[Figure data in JSON]
■ ■ ■ ■ ■
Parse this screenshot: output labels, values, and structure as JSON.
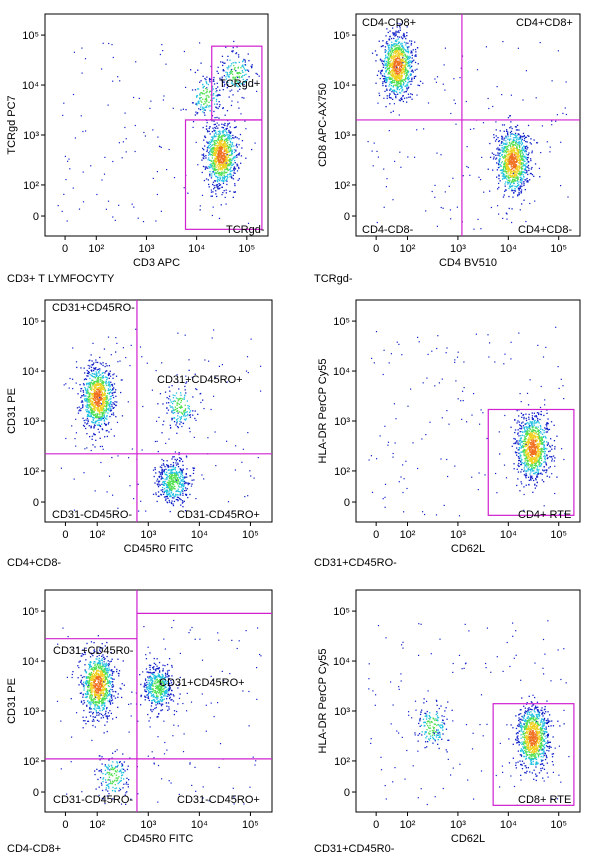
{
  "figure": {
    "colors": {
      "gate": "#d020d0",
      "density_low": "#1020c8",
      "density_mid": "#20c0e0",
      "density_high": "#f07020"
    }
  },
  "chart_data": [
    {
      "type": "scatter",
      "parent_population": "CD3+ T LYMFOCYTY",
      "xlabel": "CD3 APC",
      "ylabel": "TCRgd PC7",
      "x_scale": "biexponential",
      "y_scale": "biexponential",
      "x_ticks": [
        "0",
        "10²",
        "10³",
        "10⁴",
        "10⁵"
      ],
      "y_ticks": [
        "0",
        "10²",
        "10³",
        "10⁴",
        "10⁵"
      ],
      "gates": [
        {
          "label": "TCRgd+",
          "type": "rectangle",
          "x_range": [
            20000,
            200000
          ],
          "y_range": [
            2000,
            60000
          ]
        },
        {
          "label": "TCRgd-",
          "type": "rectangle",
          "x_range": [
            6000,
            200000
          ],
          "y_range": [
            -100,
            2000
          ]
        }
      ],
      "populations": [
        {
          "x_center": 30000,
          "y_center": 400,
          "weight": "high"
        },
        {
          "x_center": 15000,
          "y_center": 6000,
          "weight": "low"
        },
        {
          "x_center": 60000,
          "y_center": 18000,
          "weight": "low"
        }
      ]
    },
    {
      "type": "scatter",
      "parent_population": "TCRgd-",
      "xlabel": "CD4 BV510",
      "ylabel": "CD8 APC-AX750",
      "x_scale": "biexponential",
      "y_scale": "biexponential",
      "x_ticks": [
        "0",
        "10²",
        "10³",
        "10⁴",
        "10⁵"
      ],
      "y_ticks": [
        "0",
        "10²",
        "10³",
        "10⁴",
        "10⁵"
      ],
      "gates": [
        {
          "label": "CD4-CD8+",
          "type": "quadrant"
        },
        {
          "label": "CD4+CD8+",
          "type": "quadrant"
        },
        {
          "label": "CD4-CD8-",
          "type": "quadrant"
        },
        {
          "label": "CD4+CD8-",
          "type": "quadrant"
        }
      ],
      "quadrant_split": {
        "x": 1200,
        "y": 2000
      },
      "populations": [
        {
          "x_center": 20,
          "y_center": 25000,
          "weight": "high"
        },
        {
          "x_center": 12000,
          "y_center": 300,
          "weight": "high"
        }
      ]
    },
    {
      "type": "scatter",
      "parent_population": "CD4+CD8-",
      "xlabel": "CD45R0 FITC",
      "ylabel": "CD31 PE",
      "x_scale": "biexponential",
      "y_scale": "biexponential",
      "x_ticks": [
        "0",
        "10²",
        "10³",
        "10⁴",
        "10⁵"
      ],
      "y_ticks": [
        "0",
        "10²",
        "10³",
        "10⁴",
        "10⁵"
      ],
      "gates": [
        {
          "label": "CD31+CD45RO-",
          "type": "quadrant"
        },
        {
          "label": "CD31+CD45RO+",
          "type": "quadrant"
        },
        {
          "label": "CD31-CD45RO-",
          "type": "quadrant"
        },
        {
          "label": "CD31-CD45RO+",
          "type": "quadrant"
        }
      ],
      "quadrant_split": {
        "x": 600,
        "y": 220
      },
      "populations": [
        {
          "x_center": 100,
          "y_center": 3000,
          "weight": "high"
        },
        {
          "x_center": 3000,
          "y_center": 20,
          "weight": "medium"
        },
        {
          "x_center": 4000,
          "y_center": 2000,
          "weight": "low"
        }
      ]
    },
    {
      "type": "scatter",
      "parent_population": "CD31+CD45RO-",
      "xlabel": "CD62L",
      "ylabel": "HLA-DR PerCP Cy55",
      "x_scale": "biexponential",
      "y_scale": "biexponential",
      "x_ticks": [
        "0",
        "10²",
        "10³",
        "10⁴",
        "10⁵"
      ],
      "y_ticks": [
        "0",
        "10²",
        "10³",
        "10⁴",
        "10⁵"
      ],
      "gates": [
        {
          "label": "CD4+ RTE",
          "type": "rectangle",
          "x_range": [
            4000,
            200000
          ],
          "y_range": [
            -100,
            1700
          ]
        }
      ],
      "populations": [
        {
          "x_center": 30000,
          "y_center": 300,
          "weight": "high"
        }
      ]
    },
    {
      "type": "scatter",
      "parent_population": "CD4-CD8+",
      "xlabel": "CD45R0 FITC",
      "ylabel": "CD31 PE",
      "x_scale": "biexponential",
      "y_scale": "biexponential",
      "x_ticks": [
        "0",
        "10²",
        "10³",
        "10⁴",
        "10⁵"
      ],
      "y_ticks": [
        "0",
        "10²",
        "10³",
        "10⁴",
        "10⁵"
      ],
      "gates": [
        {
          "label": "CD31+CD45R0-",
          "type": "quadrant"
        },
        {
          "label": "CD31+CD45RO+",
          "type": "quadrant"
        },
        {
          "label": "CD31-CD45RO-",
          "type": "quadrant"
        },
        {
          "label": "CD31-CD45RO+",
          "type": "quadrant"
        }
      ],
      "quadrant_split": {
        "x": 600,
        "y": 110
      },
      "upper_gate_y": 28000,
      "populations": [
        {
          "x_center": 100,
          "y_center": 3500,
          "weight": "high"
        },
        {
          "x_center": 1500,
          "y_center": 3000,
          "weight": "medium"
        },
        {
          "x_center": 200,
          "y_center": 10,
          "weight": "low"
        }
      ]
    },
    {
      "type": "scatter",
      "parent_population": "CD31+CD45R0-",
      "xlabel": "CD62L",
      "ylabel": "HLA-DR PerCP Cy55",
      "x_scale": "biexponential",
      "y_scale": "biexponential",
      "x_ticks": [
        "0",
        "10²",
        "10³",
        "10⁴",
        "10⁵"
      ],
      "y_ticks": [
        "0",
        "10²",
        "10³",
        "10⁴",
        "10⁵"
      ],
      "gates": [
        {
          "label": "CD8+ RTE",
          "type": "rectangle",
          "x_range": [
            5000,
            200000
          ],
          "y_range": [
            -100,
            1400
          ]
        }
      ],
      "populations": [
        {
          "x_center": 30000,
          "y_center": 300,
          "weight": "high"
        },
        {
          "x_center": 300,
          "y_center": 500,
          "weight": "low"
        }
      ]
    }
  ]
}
■ ■ ■ ■ ■
Write the entries above out in full, exactly, with no images.

SOLUTION TO THE PROBLEM:
Parse this screenshot: output labels, values, and structure as JSON.
{
  "figure": {
    "colors": {
      "gate": "#d020d0",
      "density_low": "#1020c8",
      "density_mid": "#20c0e0",
      "density_high": "#f07020"
    }
  },
  "chart_data": [
    {
      "type": "scatter",
      "parent_population": "CD3+ T LYMFOCYTY",
      "xlabel": "CD3 APC",
      "ylabel": "TCRgd PC7",
      "x_scale": "biexponential",
      "y_scale": "biexponential",
      "x_ticks": [
        "0",
        "10²",
        "10³",
        "10⁴",
        "10⁵"
      ],
      "y_ticks": [
        "0",
        "10²",
        "10³",
        "10⁴",
        "10⁵"
      ],
      "gates": [
        {
          "label": "TCRgd+",
          "type": "rectangle",
          "x_range": [
            20000,
            200000
          ],
          "y_range": [
            2000,
            60000
          ]
        },
        {
          "label": "TCRgd-",
          "type": "rectangle",
          "x_range": [
            6000,
            200000
          ],
          "y_range": [
            -100,
            2000
          ]
        }
      ],
      "populations": [
        {
          "x_center": 30000,
          "y_center": 400,
          "weight": "high"
        },
        {
          "x_center": 15000,
          "y_center": 6000,
          "weight": "low"
        },
        {
          "x_center": 60000,
          "y_center": 18000,
          "weight": "low"
        }
      ]
    },
    {
      "type": "scatter",
      "parent_population": "TCRgd-",
      "xlabel": "CD4 BV510",
      "ylabel": "CD8 APC-AX750",
      "x_scale": "biexponential",
      "y_scale": "biexponential",
      "x_ticks": [
        "0",
        "10²",
        "10³",
        "10⁴",
        "10⁵"
      ],
      "y_ticks": [
        "0",
        "10²",
        "10³",
        "10⁴",
        "10⁵"
      ],
      "gates": [
        {
          "label": "CD4-CD8+",
          "type": "quadrant"
        },
        {
          "label": "CD4+CD8+",
          "type": "quadrant"
        },
        {
          "label": "CD4-CD8-",
          "type": "quadrant"
        },
        {
          "label": "CD4+CD8-",
          "type": "quadrant"
        }
      ],
      "quadrant_split": {
        "x": 1200,
        "y": 2000
      },
      "populations": [
        {
          "x_center": 20,
          "y_center": 25000,
          "weight": "high"
        },
        {
          "x_center": 12000,
          "y_center": 300,
          "weight": "high"
        }
      ]
    },
    {
      "type": "scatter",
      "parent_population": "CD4+CD8-",
      "xlabel": "CD45R0 FITC",
      "ylabel": "CD31 PE",
      "x_scale": "biexponential",
      "y_scale": "biexponential",
      "x_ticks": [
        "0",
        "10²",
        "10³",
        "10⁴",
        "10⁵"
      ],
      "y_ticks": [
        "0",
        "10²",
        "10³",
        "10⁴",
        "10⁵"
      ],
      "gates": [
        {
          "label": "CD31+CD45RO-",
          "type": "quadrant"
        },
        {
          "label": "CD31+CD45RO+",
          "type": "quadrant"
        },
        {
          "label": "CD31-CD45RO-",
          "type": "quadrant"
        },
        {
          "label": "CD31-CD45RO+",
          "type": "quadrant"
        }
      ],
      "quadrant_split": {
        "x": 600,
        "y": 220
      },
      "populations": [
        {
          "x_center": 100,
          "y_center": 3000,
          "weight": "high"
        },
        {
          "x_center": 3000,
          "y_center": 20,
          "weight": "medium"
        },
        {
          "x_center": 4000,
          "y_center": 2000,
          "weight": "low"
        }
      ]
    },
    {
      "type": "scatter",
      "parent_population": "CD31+CD45RO-",
      "xlabel": "CD62L",
      "ylabel": "HLA-DR PerCP Cy55",
      "x_scale": "biexponential",
      "y_scale": "biexponential",
      "x_ticks": [
        "0",
        "10²",
        "10³",
        "10⁴",
        "10⁵"
      ],
      "y_ticks": [
        "0",
        "10²",
        "10³",
        "10⁴",
        "10⁵"
      ],
      "gates": [
        {
          "label": "CD4+ RTE",
          "type": "rectangle",
          "x_range": [
            4000,
            200000
          ],
          "y_range": [
            -100,
            1700
          ]
        }
      ],
      "populations": [
        {
          "x_center": 30000,
          "y_center": 300,
          "weight": "high"
        }
      ]
    },
    {
      "type": "scatter",
      "parent_population": "CD4-CD8+",
      "xlabel": "CD45R0 FITC",
      "ylabel": "CD31 PE",
      "x_scale": "biexponential",
      "y_scale": "biexponential",
      "x_ticks": [
        "0",
        "10²",
        "10³",
        "10⁴",
        "10⁵"
      ],
      "y_ticks": [
        "0",
        "10²",
        "10³",
        "10⁴",
        "10⁵"
      ],
      "gates": [
        {
          "label": "CD31+CD45R0-",
          "type": "quadrant"
        },
        {
          "label": "CD31+CD45RO+",
          "type": "quadrant"
        },
        {
          "label": "CD31-CD45RO-",
          "type": "quadrant"
        },
        {
          "label": "CD31-CD45RO+",
          "type": "quadrant"
        }
      ],
      "quadrant_split": {
        "x": 600,
        "y": 110
      },
      "upper_gate_y": 28000,
      "populations": [
        {
          "x_center": 100,
          "y_center": 3500,
          "weight": "high"
        },
        {
          "x_center": 1500,
          "y_center": 3000,
          "weight": "medium"
        },
        {
          "x_center": 200,
          "y_center": 10,
          "weight": "low"
        }
      ]
    },
    {
      "type": "scatter",
      "parent_population": "CD31+CD45R0-",
      "xlabel": "CD62L",
      "ylabel": "HLA-DR PerCP Cy55",
      "x_scale": "biexponential",
      "y_scale": "biexponential",
      "x_ticks": [
        "0",
        "10²",
        "10³",
        "10⁴",
        "10⁵"
      ],
      "y_ticks": [
        "0",
        "10²",
        "10³",
        "10⁴",
        "10⁵"
      ],
      "gates": [
        {
          "label": "CD8+ RTE",
          "type": "rectangle",
          "x_range": [
            5000,
            200000
          ],
          "y_range": [
            -100,
            1400
          ]
        }
      ],
      "populations": [
        {
          "x_center": 30000,
          "y_center": 300,
          "weight": "high"
        },
        {
          "x_center": 300,
          "y_center": 500,
          "weight": "low"
        }
      ]
    }
  ]
}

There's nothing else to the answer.